I think it was probably Yves Raimond’s conference – he showed some amazing things being done at the BBC using semantic web technology. He had an excellent keynote at the COLD workshop – also highlighting some challenges on where we need to improve to ease the use of these technologies in production. I recommend you check out the slides above. Of all the applications, their work on mining the world service archive  of the BBC to enrich content being created. This work won the Semantic Web Challenge.

In the biomedical domain, there were two  papers showing how semantics can be embedded in tools that regular users use.  One showed how the development of ICD-11 (ICD is the most widely used clinical classification developed by the WHO) is  supported using semtech. The other I liked was the use of excel templates (developed using RightField) that transparently captured data according to a domain model for Systems biology.

Also in the biomedical domain, IBM presented an approach for using semantic web technologies to help coordinate health and social care at the semantic web challenge.

Finally, there was a neat application presented by Jane Hunter applying these technologies to art preservation: The Twentieth Century in Paint.
+===+
**EXERCISES TO COMPLETE**
(a) According to the passage on semantic web applications, what was used to develop the Excel templates for Systems biology?
(b) From the passage on semantic web applications, reproduce the stretch from "Also in the" through "Century in Paint.".

(Source data)
+===+
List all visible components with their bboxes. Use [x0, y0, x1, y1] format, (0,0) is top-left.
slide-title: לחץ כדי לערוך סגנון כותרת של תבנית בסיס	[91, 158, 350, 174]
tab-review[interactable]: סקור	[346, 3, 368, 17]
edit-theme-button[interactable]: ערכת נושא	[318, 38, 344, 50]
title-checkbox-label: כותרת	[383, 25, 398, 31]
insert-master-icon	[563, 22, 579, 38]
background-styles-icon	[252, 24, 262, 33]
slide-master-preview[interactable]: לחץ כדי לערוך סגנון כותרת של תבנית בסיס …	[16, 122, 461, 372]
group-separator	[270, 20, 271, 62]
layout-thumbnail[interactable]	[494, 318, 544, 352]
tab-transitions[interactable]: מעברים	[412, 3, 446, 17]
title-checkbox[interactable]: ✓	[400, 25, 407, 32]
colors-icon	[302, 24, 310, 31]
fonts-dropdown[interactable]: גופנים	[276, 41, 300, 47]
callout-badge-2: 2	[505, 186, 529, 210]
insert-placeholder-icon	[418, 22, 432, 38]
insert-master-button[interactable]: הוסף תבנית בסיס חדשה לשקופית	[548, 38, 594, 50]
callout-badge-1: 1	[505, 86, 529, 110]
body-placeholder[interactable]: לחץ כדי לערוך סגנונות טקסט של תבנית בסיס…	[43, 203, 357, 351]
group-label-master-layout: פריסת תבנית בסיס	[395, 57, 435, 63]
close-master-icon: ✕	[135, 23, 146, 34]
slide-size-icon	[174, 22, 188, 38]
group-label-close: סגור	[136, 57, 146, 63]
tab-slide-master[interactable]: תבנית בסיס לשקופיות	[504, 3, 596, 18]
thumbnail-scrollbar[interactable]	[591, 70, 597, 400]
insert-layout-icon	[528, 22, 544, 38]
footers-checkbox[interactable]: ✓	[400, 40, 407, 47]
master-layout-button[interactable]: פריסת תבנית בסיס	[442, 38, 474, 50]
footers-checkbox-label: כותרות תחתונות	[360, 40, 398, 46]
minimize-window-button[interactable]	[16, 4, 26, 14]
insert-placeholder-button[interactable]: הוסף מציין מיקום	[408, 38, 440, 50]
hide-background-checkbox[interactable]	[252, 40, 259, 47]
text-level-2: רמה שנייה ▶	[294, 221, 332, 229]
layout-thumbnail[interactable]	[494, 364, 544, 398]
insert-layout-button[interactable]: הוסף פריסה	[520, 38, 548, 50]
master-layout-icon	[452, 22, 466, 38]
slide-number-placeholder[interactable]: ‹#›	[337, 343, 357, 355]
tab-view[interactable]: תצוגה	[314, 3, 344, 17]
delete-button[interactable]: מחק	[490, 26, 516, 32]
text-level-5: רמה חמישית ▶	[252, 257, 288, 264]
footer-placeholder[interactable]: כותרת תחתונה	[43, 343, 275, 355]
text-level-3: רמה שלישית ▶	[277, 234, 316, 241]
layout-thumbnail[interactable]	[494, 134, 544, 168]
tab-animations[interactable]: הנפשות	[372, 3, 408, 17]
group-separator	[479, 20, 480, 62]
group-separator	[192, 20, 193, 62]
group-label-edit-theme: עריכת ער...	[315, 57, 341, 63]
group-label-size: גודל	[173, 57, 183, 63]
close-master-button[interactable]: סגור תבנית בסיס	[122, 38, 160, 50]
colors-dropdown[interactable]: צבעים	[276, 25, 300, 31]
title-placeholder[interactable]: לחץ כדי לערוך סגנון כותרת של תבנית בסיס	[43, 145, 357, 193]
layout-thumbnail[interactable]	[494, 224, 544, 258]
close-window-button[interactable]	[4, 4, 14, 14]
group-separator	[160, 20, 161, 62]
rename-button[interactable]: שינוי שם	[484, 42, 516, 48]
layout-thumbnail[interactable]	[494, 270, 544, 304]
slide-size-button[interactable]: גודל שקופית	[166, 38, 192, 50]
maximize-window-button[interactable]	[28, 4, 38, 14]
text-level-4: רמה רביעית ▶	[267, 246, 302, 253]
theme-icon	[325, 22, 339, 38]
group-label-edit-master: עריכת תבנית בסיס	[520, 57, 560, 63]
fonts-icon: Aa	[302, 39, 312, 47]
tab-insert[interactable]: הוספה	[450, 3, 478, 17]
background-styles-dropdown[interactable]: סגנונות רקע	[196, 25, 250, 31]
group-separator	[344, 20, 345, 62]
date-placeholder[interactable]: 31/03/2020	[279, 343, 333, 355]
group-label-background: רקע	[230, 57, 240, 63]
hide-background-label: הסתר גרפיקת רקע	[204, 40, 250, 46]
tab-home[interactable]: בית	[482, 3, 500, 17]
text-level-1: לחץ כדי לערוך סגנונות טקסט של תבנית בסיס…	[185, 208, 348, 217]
+===+
**SOLUTIONS PER TASK**
(a) RightField

(b)
Also in the biomedical domain, IBM presented an approach for using semantic web technologies to help coordinate health and social care at the semantic web challenge.

Finally, there was a neat application presented by Jane Hunter applying these technologies to art preservation: The Twentieth Century in Paint.